To be done ->
Please extract all of the entries below and reproduce each line without changing a single character.
-- START Data for processing --
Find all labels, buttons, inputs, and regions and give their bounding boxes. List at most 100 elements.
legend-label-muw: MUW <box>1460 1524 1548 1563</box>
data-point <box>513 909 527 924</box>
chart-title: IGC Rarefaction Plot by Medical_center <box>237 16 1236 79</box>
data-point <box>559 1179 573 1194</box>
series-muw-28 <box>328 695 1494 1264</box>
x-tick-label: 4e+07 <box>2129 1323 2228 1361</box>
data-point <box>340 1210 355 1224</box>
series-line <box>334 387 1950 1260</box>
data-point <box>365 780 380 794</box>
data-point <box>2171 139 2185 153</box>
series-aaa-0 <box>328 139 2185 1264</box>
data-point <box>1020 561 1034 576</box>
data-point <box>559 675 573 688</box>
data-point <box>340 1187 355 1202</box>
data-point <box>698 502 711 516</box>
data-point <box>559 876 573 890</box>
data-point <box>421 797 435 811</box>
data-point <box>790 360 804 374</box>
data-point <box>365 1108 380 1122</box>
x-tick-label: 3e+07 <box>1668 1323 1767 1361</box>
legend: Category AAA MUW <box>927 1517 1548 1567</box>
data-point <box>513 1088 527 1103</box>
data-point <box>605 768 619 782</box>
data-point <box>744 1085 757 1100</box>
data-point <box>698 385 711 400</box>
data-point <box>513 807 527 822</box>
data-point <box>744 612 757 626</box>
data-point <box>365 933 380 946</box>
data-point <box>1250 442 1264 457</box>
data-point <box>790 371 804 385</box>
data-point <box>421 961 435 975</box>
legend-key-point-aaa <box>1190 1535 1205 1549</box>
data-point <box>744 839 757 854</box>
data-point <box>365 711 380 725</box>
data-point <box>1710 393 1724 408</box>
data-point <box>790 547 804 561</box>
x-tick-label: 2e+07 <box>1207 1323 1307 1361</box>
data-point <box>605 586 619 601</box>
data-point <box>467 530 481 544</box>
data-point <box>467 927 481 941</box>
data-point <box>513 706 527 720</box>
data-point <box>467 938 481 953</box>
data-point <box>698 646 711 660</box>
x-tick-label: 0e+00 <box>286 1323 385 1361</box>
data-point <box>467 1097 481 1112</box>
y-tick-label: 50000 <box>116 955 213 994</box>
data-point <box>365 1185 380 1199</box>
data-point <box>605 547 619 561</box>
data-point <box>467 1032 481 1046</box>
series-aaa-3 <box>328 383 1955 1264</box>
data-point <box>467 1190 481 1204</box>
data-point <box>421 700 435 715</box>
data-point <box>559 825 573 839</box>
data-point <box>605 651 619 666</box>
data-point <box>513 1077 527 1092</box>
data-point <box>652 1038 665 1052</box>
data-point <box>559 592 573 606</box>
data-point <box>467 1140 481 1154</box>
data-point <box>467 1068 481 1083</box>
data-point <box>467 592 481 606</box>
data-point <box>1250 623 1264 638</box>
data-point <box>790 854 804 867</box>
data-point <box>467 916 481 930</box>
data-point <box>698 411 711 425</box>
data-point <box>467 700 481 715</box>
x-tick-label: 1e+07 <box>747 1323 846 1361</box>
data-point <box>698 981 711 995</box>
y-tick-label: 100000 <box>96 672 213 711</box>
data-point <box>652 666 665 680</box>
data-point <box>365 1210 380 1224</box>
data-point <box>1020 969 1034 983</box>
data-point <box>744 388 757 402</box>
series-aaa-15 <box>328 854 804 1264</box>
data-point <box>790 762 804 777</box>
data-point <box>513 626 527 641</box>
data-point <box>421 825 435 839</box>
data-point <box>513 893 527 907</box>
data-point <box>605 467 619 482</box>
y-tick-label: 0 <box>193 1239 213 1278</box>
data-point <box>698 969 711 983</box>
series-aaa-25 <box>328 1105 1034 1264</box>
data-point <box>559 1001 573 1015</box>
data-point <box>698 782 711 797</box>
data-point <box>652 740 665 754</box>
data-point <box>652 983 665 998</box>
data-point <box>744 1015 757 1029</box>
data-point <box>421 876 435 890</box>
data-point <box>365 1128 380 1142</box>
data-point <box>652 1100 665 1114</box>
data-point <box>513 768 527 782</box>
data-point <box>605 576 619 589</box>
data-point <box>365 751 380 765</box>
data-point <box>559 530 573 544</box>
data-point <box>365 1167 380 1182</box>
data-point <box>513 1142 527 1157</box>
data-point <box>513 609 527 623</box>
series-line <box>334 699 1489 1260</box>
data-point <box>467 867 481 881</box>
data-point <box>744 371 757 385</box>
-- END Data for processing --
Answer for the task ->
Find all labels, buttons, inputs, and regions and give their bounding boxes. List at most 100 elements.
legend-label-muw: MUW <box>1460 1524 1548 1563</box>
data-point <box>513 909 527 924</box>
chart-title: IGC Rarefaction Plot by Medical_center <box>237 16 1236 79</box>
data-point <box>559 1179 573 1194</box>
series-muw-28 <box>328 695 1494 1264</box>
x-tick-label: 4e+07 <box>2129 1323 2228 1361</box>
data-point <box>340 1210 355 1224</box>
series-line <box>334 387 1950 1260</box>
data-point <box>365 780 380 794</box>
data-point <box>2171 139 2185 153</box>
series-aaa-0 <box>328 139 2185 1264</box>
data-point <box>1020 561 1034 576</box>
data-point <box>559 675 573 688</box>
data-point <box>340 1187 355 1202</box>
data-point <box>698 502 711 516</box>
data-point <box>559 876 573 890</box>
data-point <box>421 797 435 811</box>
data-point <box>790 360 804 374</box>
data-point <box>365 1108 380 1122</box>
x-tick-label: 3e+07 <box>1668 1323 1767 1361</box>
legend: Category AAA MUW <box>927 1517 1548 1567</box>
data-point <box>513 1088 527 1103</box>
data-point <box>605 768 619 782</box>
data-point <box>744 1085 757 1100</box>
data-point <box>698 385 711 400</box>
data-point <box>513 807 527 822</box>
data-point <box>744 612 757 626</box>
data-point <box>365 933 380 946</box>
data-point <box>1250 442 1264 457</box>
data-point <box>790 371 804 385</box>
data-point <box>421 961 435 975</box>
legend-key-point-aaa <box>1190 1535 1205 1549</box>
data-point <box>744 839 757 854</box>
data-point <box>365 711 380 725</box>
data-point <box>1710 393 1724 408</box>
data-point <box>790 547 804 561</box>
x-tick-label: 2e+07 <box>1207 1323 1307 1361</box>
data-point <box>605 586 619 601</box>
data-point <box>467 530 481 544</box>
data-point <box>467 927 481 941</box>
data-point <box>513 706 527 720</box>
data-point <box>467 938 481 953</box>
data-point <box>698 646 711 660</box>
x-tick-label: 0e+00 <box>286 1323 385 1361</box>
data-point <box>467 1097 481 1112</box>
y-tick-label: 50000 <box>116 955 213 994</box>
data-point <box>365 1185 380 1199</box>
data-point <box>605 547 619 561</box>
data-point <box>467 1032 481 1046</box>
series-aaa-3 <box>328 383 1955 1264</box>
data-point <box>467 1190 481 1204</box>
data-point <box>421 700 435 715</box>
data-point <box>559 825 573 839</box>
data-point <box>605 651 619 666</box>
data-point <box>513 1077 527 1092</box>
data-point <box>652 1038 665 1052</box>
data-point <box>559 592 573 606</box>
data-point <box>467 1140 481 1154</box>
data-point <box>467 1068 481 1083</box>
data-point <box>467 592 481 606</box>
data-point <box>1250 623 1264 638</box>
data-point <box>790 854 804 867</box>
data-point <box>467 916 481 930</box>
data-point <box>698 411 711 425</box>
data-point <box>467 700 481 715</box>
x-tick-label: 1e+07 <box>747 1323 846 1361</box>
data-point <box>698 981 711 995</box>
y-tick-label: 100000 <box>96 672 213 711</box>
data-point <box>652 666 665 680</box>
data-point <box>365 1210 380 1224</box>
data-point <box>1020 969 1034 983</box>
data-point <box>744 388 757 402</box>
series-aaa-15 <box>328 854 804 1264</box>
data-point <box>790 762 804 777</box>
data-point <box>513 626 527 641</box>
data-point <box>421 825 435 839</box>
data-point <box>513 893 527 907</box>
data-point <box>605 467 619 482</box>
y-tick-label: 0 <box>193 1239 213 1278</box>
data-point <box>698 969 711 983</box>
series-aaa-25 <box>328 1105 1034 1264</box>
data-point <box>559 1001 573 1015</box>
data-point <box>698 782 711 797</box>
data-point <box>652 740 665 754</box>
data-point <box>652 983 665 998</box>
data-point <box>744 1015 757 1029</box>
data-point <box>421 876 435 890</box>
data-point <box>365 1128 380 1142</box>
data-point <box>652 1100 665 1114</box>
data-point <box>513 768 527 782</box>
data-point <box>605 576 619 589</box>
data-point <box>365 751 380 765</box>
data-point <box>559 530 573 544</box>
data-point <box>365 1167 380 1182</box>
data-point <box>513 1142 527 1157</box>
data-point <box>513 609 527 623</box>
series-line <box>334 699 1489 1260</box>
data-point <box>467 867 481 881</box>
data-point <box>744 371 757 385</box>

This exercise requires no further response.